WHAT IS REQUIRED
Repeat the records exactly. Every line must match.

Entries with figure data
━━━━━━

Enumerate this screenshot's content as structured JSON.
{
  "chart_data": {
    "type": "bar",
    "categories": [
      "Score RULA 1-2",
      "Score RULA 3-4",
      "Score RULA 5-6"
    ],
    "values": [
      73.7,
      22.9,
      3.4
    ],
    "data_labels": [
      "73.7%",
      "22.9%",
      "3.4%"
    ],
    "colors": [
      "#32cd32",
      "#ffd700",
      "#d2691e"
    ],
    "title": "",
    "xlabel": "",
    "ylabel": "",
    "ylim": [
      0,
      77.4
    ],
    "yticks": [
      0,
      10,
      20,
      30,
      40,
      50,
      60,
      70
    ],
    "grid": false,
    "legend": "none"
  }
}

━━━━━━

EXERCISE RESULT
Enumerate this screenshot's content as structured JSON.
{
  "chart_data": {
    "type": "bar",
    "categories": [
      "Score RULA 1-2",
      "Score RULA 3-4",
      "Score RULA 5-6"
    ],
    "values": [
      73.7,
      22.9,
      3.4
    ],
    "data_labels": [
      "73.7%",
      "22.9%",
      "3.4%"
    ],
    "colors": [
      "#32cd32",
      "#ffd700",
      "#d2691e"
    ],
    "title": "",
    "xlabel": "",
    "ylabel": "",
    "ylim": [
      0,
      77.4
    ],
    "yticks": [
      0,
      10,
      20,
      30,
      40,
      50,
      60,
      70
    ],
    "grid": false,
    "legend": "none"
  }
}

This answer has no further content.